◆ **What the task asks**:
Each line containing the word "pasayishi" needs to be copied.

*** Records

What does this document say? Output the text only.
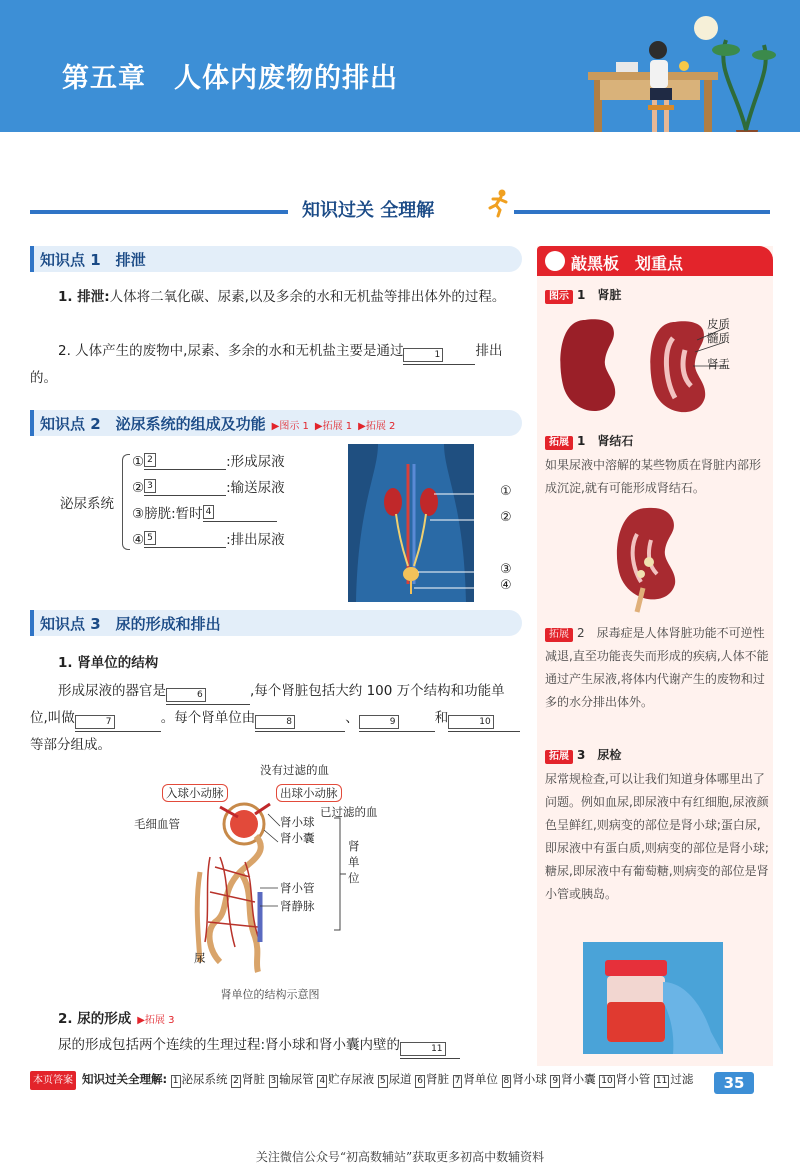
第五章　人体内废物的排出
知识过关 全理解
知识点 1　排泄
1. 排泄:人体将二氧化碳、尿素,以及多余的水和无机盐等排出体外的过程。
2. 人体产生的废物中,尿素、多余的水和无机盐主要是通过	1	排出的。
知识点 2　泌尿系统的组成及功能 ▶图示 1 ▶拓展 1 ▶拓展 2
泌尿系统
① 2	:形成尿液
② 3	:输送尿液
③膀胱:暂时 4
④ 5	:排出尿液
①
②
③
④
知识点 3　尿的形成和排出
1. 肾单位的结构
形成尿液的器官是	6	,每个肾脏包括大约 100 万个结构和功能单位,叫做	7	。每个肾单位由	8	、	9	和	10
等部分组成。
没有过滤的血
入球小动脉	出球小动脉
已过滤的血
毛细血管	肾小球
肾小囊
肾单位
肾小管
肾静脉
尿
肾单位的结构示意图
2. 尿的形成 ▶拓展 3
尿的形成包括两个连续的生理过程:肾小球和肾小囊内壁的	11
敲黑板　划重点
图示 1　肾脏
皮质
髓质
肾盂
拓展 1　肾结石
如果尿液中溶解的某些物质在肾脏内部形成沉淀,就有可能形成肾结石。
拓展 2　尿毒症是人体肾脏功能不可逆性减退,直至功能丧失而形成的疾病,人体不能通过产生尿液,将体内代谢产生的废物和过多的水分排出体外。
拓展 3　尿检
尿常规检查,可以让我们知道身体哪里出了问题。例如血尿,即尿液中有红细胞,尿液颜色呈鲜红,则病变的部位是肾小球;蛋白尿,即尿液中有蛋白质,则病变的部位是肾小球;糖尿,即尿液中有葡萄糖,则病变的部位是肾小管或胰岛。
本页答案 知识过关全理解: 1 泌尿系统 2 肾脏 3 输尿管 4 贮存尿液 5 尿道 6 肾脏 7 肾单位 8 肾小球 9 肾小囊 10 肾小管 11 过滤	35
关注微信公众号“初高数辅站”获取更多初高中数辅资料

******
*** Records

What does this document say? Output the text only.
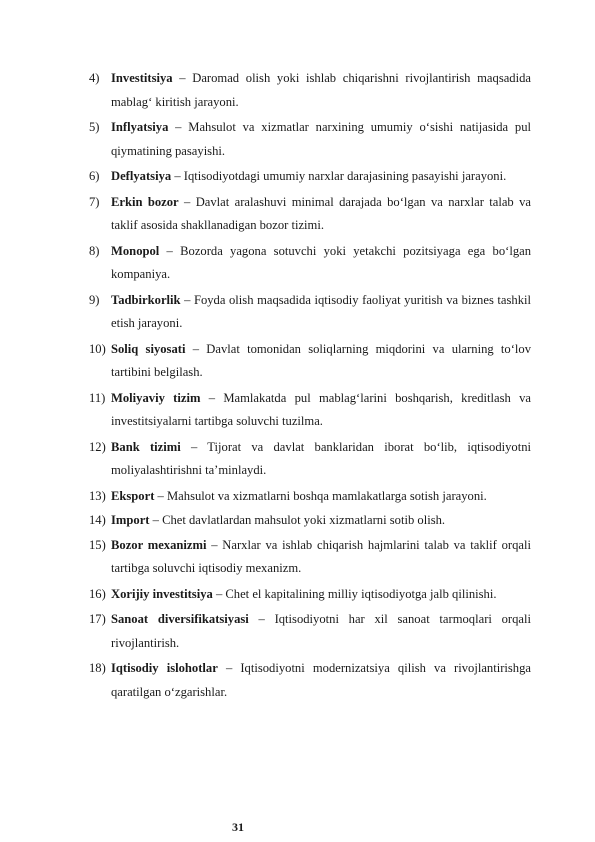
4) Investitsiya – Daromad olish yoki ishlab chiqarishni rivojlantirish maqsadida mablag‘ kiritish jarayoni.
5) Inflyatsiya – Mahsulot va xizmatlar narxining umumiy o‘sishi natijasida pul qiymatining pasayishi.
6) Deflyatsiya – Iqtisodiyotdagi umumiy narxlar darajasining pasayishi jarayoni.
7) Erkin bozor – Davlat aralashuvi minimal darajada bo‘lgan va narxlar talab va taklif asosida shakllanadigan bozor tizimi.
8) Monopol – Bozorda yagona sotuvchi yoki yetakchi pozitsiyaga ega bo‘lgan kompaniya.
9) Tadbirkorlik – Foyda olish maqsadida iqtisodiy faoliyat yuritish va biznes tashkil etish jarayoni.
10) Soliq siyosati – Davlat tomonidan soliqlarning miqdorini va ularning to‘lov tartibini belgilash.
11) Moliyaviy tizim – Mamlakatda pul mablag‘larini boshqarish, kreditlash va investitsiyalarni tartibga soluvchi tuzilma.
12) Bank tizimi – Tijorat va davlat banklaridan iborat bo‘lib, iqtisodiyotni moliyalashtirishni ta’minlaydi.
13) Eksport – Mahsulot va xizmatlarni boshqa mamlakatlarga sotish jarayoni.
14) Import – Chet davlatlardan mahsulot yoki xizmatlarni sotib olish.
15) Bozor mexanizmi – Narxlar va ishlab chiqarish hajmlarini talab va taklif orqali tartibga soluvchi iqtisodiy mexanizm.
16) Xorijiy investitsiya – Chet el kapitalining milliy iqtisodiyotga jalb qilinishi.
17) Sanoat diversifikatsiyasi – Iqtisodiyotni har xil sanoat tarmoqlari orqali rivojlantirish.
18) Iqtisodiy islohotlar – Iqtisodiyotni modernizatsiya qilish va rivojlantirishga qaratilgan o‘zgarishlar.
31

******

◆ **Solution**:
5) Inflyatsiya – Mahsulot va xizmatlar narxining umumiy o‘sishi natijasida pul qiymatining pasayishi.
6) Deflyatsiya – Iqtisodiyotdagi umumiy narxlar darajasining pasayishi jarayoni.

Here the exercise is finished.